SO! I HAVE ARRIVED.
I always experience a significant amount of terror right before I travel alone -- it got so bad when I was going to Boston that I almost didn't go -- but I'm accustomed to it now and I just ignore the shakes and get on the train and I always have an awesome time once I'm underway.
Riding the train from Chicago to anywhere in Indiana is apparently a pretty bare-bones proposition. There's no first class (which I usually take, it's worth the extra $10) and no snack car, so I was glad I packed dinner. Well, "dinner"; a bottle of water, a Clif bar, and a Snickers bar.
I'll spare you the tribulations I had getting to my housing, but I will say that the Lafayette Amtrak Station is not designed to facilitate a cohesive traffic stream after dark. I got lost in the station
. I did, however, finally get where I was going and I got a pretty good night's sleep, though this morning I couldn't figure out how to work the shower spigot and my shower was cooooooold. Still, woke me up.
On the train yesterday I was reading Jonathan Lethem's "The Ecstasy Of Influence: A Plagiarism
", which was an article published in Harper's a few years ago and which someone told me I ought to read. Back then Harper's didn't have an accessible online archive, and if you've ever tried to get a Harper's out of a library archive, as opposed to a Harper's Bazaar, it's...difficult. So I never got to read it.
Anyway, happily, a few weeks ago Kate_Nepveu linked to it in a post about fanfic
, and it really is a fascinating read on the subject of the relationship between corporate ownership and cultural commons. There are a few rough patches where I don't think Lethem quite got where he was intending to go, but overall it's a great essay.

RECORD SET
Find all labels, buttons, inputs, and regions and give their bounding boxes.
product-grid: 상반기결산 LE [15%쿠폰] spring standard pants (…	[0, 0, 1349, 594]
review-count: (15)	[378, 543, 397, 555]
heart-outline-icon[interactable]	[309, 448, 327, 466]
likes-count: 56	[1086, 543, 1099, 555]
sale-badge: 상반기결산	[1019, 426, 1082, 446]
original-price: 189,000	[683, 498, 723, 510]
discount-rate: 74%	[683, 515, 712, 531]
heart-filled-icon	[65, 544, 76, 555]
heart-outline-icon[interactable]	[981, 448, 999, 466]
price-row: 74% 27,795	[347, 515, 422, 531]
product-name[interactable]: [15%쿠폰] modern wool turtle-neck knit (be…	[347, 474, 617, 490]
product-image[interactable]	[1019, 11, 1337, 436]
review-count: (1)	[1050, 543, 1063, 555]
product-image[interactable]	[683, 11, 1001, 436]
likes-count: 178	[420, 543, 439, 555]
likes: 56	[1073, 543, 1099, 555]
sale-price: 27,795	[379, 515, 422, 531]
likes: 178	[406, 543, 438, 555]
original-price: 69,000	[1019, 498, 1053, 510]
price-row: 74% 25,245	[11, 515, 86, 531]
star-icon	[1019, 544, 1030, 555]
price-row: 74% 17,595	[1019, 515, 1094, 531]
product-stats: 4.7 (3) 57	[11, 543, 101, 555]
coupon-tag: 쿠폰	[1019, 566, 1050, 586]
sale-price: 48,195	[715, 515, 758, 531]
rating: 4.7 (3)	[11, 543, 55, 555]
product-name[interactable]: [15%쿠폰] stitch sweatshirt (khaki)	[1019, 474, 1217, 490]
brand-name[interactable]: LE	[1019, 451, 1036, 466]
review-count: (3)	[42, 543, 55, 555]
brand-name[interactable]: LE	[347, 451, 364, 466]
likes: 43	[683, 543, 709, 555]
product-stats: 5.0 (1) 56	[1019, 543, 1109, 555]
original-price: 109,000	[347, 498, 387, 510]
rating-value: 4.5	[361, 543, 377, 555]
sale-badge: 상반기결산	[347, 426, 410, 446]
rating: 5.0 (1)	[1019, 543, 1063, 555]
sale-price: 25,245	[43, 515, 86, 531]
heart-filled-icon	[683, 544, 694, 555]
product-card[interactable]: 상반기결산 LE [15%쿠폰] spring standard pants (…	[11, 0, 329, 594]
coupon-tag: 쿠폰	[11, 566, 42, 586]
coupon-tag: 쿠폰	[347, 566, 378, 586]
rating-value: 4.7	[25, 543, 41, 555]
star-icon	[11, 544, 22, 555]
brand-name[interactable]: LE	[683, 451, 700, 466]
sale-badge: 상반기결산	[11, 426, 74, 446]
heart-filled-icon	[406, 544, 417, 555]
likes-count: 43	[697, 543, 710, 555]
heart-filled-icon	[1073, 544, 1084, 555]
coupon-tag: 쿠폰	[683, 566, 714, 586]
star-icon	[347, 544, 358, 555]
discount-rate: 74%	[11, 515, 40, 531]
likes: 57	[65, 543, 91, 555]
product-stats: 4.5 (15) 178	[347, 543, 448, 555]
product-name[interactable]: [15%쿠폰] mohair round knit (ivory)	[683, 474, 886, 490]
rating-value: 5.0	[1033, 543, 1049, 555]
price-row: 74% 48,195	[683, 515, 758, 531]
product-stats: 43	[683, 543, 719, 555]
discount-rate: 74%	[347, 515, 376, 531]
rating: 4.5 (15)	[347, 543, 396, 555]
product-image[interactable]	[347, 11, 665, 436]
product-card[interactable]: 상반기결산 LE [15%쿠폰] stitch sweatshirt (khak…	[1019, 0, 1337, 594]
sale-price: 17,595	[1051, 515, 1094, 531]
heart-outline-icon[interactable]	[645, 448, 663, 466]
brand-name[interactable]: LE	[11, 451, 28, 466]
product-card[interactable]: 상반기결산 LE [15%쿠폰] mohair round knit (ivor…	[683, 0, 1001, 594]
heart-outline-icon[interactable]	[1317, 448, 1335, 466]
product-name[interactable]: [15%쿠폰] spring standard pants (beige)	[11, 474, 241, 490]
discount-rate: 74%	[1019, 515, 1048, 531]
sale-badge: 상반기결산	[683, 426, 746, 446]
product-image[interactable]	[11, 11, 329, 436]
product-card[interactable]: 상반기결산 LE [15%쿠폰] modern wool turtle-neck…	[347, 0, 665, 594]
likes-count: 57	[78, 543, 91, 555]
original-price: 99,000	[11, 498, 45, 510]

ACTIVITY 1
In the travel post, what did the writer pack for dinner on the train?
ACTIVITY 2
Rewrite the part of the travel post starting at "I'll spare you" and ending at "woke me up.", with "shower faucet" in place of "shower spigot".
ACTIVITY 3
Write the next part of the blog post about the train trip to Lafayette, picking up after its last sentence.

TASK RESULT 1
A bottle of water, a Clif bar, and a Snickers bar.

TASK RESULT 2
I'll spare you the tribulations I had getting to my housing, but I will say that the Lafayette Amtrak Station is not designed to facilitate a cohesive traffic stream after dark. I got lost in the station
. I did, however, finally get where I was going and I got a pretty good night's sleep, though this morning I couldn't figure out how to work the shower faucet and my shower was cooooooold. Still, woke me up.

TASK RESULT 3
It did get me thinking about fanfic in a slightly more abstracted way, and about why this current debate over it really enrages me so much. I don't normally weigh in on wanky matters, so to get me to make a statement about it, it must really have got under my skin. Now I think I know why. ( Extribulum and fear. )
So, that's the eventual coherent statement I have: fanfic is inherently valuable as, if nothing else, a document of response to the originating media. To decry the thing is to decry merely the symbol of something you can never control. Stripped to its bones, there's no point in fighting an author about it, because they aren't acting from a place of rationality but one of fear, and fear makes people both incoherent and mean.
See, the thing is, you don't have to fight on behalf of fanfic -- just by thinking independently and having an opinion, you've already won. Which is kind of awesome, really. So the decision you're faced with is not whether to fight about it, but whether to respect an author's foolish, fearful wish and not post it, or publish and be damned.
Given I've already violated the spirit of the wish by having an opinion, I choose damnation every time, myself.
(This is the shit I come up with on trains. Jesus I love trains.)